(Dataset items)
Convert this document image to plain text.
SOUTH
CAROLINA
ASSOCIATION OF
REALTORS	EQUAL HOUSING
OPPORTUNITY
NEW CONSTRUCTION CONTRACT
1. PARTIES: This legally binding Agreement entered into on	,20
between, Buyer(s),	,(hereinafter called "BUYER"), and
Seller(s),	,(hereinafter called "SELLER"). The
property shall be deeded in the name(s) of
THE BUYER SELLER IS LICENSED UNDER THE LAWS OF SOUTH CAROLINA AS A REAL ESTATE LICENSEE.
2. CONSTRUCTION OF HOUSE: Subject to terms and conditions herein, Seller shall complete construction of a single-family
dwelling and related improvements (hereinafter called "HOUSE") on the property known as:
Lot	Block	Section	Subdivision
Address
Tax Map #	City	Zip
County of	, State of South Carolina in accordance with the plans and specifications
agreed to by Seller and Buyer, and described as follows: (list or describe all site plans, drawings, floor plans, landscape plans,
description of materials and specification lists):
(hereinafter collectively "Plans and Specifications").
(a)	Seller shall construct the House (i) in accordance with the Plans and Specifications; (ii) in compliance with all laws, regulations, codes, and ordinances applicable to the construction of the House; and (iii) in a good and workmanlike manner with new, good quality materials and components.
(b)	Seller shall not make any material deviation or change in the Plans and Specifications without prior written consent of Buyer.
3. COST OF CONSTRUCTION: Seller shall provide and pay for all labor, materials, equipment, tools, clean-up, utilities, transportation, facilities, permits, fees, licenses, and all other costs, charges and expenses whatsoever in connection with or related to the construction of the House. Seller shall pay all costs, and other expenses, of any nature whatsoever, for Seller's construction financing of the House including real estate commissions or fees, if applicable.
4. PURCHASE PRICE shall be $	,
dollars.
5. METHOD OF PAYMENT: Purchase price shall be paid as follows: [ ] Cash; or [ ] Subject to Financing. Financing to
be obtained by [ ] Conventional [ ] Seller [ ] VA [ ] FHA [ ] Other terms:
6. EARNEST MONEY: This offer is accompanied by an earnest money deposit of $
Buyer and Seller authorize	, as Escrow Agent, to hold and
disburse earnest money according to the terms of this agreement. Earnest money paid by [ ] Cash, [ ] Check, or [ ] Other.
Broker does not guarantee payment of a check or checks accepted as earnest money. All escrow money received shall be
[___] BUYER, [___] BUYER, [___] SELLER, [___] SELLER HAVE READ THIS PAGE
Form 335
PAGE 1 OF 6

=== EXERCISE AIM ===
Exactly reproduce every line of the data above.

=== REPLY ===
Convert this document image to plain text.
SOUTH
CAROLINA
ASSOCIATION OF
REALTORS	EQUAL HOUSING
OPPORTUNITY
NEW CONSTRUCTION CONTRACT
1. PARTIES: This legally binding Agreement entered into on	,20
between, Buyer(s),	,(hereinafter called "BUYER"), and
Seller(s),	,(hereinafter called "SELLER"). The
property shall be deeded in the name(s) of
THE BUYER SELLER IS LICENSED UNDER THE LAWS OF SOUTH CAROLINA AS A REAL ESTATE LICENSEE.
2. CONSTRUCTION OF HOUSE: Subject to terms and conditions herein, Seller shall complete construction of a single-family
dwelling and related improvements (hereinafter called "HOUSE") on the property known as:
Lot	Block	Section	Subdivision
Address
Tax Map #	City	Zip
County of	, State of South Carolina in accordance with the plans and specifications
agreed to by Seller and Buyer, and described as follows: (list or describe all site plans, drawings, floor plans, landscape plans,
description of materials and specification lists):
(hereinafter collectively "Plans and Specifications").
(a)	Seller shall construct the House (i) in accordance with the Plans and Specifications; (ii) in compliance with all laws, regulations, codes, and ordinances applicable to the construction of the House; and (iii) in a good and workmanlike manner with new, good quality materials and components.
(b)	Seller shall not make any material deviation or change in the Plans and Specifications without prior written consent of Buyer.
3. COST OF CONSTRUCTION: Seller shall provide and pay for all labor, materials, equipment, tools, clean-up, utilities, transportation, facilities, permits, fees, licenses, and all other costs, charges and expenses whatsoever in connection with or related to the construction of the House. Seller shall pay all costs, and other expenses, of any nature whatsoever, for Seller's construction financing of the House including real estate commissions or fees, if applicable.
4. PURCHASE PRICE shall be $	,
dollars.
5. METHOD OF PAYMENT: Purchase price shall be paid as follows: [ ] Cash; or [ ] Subject to Financing. Financing to
be obtained by [ ] Conventional [ ] Seller [ ] VA [ ] FHA [ ] Other terms:
6. EARNEST MONEY: This offer is accompanied by an earnest money deposit of $
Buyer and Seller authorize	, as Escrow Agent, to hold and
disburse earnest money according to the terms of this agreement. Earnest money paid by [ ] Cash, [ ] Check, or [ ] Other.
Broker does not guarantee payment of a check or checks accepted as earnest money. All escrow money received shall be
[___] BUYER, [___] BUYER, [___] SELLER, [___] SELLER HAVE READ THIS PAGE
Form 335
PAGE 1 OF 6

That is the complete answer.